** START DATA LISTING **

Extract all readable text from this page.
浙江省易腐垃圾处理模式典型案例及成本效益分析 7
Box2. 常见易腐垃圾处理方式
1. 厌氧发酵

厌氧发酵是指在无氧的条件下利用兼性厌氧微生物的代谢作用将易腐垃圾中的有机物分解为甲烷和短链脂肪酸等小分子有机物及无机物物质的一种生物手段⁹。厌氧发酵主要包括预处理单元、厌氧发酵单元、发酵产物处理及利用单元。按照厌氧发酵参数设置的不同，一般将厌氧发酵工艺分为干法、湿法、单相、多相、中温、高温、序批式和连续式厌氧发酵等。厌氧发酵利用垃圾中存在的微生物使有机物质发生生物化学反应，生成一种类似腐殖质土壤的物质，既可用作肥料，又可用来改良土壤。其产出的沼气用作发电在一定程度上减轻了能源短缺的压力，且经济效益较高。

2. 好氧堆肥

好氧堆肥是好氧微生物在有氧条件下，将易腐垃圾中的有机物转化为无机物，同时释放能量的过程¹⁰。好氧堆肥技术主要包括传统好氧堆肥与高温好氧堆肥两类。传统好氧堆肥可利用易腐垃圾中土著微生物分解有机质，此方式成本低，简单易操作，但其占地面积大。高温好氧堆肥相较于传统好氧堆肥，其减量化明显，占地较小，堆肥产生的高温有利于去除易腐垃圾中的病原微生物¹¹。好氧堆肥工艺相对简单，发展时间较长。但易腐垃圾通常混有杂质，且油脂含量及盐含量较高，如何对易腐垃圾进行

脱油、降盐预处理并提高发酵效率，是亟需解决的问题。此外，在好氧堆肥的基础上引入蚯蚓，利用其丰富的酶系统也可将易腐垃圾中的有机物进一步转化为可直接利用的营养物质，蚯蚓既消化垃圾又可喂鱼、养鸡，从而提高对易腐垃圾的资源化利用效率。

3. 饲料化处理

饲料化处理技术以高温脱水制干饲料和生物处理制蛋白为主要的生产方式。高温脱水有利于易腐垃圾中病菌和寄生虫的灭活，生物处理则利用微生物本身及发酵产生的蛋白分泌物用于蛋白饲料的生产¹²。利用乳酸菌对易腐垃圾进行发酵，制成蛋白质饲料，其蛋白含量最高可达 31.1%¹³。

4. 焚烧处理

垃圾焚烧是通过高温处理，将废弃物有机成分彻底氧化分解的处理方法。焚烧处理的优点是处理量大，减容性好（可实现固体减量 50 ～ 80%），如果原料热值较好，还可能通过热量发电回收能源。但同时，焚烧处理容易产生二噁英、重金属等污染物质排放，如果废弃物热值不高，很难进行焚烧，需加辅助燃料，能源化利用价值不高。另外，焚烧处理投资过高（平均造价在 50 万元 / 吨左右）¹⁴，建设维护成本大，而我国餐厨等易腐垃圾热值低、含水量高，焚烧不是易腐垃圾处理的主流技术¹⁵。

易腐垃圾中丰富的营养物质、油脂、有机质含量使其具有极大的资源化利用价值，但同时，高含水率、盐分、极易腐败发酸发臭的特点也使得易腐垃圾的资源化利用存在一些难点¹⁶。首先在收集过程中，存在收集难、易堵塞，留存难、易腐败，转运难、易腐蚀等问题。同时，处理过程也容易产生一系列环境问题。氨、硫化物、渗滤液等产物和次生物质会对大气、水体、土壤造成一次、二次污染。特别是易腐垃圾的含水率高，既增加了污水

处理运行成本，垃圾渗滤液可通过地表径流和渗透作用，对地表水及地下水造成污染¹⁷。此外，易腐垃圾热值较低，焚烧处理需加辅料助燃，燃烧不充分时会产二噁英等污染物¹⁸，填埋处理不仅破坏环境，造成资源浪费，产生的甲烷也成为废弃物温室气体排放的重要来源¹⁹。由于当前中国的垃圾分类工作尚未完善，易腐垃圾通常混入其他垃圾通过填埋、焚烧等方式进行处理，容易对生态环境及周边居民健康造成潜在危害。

** END DATA LISTING **

■ **YOUR OBJECTIVE**
Give a word-for-word copy of the records.

■ **THE RESPONSE**
Extract all readable text from this page.
浙江省易腐垃圾处理模式典型案例及成本效益分析 7
Box2. 常见易腐垃圾处理方式
1. 厌氧发酵

厌氧发酵是指在无氧的条件下利用兼性厌氧微生物的代谢作用将易腐垃圾中的有机物分解为甲烷和短链脂肪酸等小分子有机物及无机物物质的一种生物手段⁹。厌氧发酵主要包括预处理单元、厌氧发酵单元、发酵产物处理及利用单元。按照厌氧发酵参数设置的不同，一般将厌氧发酵工艺分为干法、湿法、单相、多相、中温、高温、序批式和连续式厌氧发酵等。厌氧发酵利用垃圾中存在的微生物使有机物质发生生物化学反应，生成一种类似腐殖质土壤的物质，既可用作肥料，又可用来改良土壤。其产出的沼气用作发电在一定程度上减轻了能源短缺的压力，且经济效益较高。

2. 好氧堆肥

好氧堆肥是好氧微生物在有氧条件下，将易腐垃圾中的有机物转化为无机物，同时释放能量的过程¹⁰。好氧堆肥技术主要包括传统好氧堆肥与高温好氧堆肥两类。传统好氧堆肥可利用易腐垃圾中土著微生物分解有机质，此方式成本低，简单易操作，但其占地面积大。高温好氧堆肥相较于传统好氧堆肥，其减量化明显，占地较小，堆肥产生的高温有利于去除易腐垃圾中的病原微生物¹¹。好氧堆肥工艺相对简单，发展时间较长。但易腐垃圾通常混有杂质，且油脂含量及盐含量较高，如何对易腐垃圾进行

脱油、降盐预处理并提高发酵效率，是亟需解决的问题。此外，在好氧堆肥的基础上引入蚯蚓，利用其丰富的酶系统也可将易腐垃圾中的有机物进一步转化为可直接利用的营养物质，蚯蚓既消化垃圾又可喂鱼、养鸡，从而提高对易腐垃圾的资源化利用效率。

3. 饲料化处理

饲料化处理技术以高温脱水制干饲料和生物处理制蛋白为主要的生产方式。高温脱水有利于易腐垃圾中病菌和寄生虫的灭活，生物处理则利用微生物本身及发酵产生的蛋白分泌物用于蛋白饲料的生产¹²。利用乳酸菌对易腐垃圾进行发酵，制成蛋白质饲料，其蛋白含量最高可达 31.1%¹³。

4. 焚烧处理

垃圾焚烧是通过高温处理，将废弃物有机成分彻底氧化分解的处理方法。焚烧处理的优点是处理量大，减容性好（可实现固体减量 50 ～ 80%），如果原料热值较好，还可能通过热量发电回收能源。但同时，焚烧处理容易产生二噁英、重金属等污染物质排放，如果废弃物热值不高，很难进行焚烧，需加辅助燃料，能源化利用价值不高。另外，焚烧处理投资过高（平均造价在 50 万元 / 吨左右）¹⁴，建设维护成本大，而我国餐厨等易腐垃圾热值低、含水量高，焚烧不是易腐垃圾处理的主流技术¹⁵。

易腐垃圾中丰富的营养物质、油脂、有机质含量使其具有极大的资源化利用价值，但同时，高含水率、盐分、极易腐败发酸发臭的特点也使得易腐垃圾的资源化利用存在一些难点¹⁶。首先在收集过程中，存在收集难、易堵塞，留存难、易腐败，转运难、易腐蚀等问题。同时，处理过程也容易产生一系列环境问题。氨、硫化物、渗滤液等产物和次生物质会对大气、水体、土壤造成一次、二次污染。特别是易腐垃圾的含水率高，既增加了污水

处理运行成本，垃圾渗滤液可通过地表径流和渗透作用，对地表水及地下水造成污染¹⁷。此外，易腐垃圾热值较低，焚烧处理需加辅料助燃，燃烧不充分时会产二噁英等污染物¹⁸，填埋处理不仅破坏环境，造成资源浪费，产生的甲烷也成为废弃物温室气体排放的重要来源¹⁹。由于当前中国的垃圾分类工作尚未完善，易腐垃圾通常混入其他垃圾通过填埋、焚烧等方式进行处理，容易对生态环境及周边居民健康造成潜在危害。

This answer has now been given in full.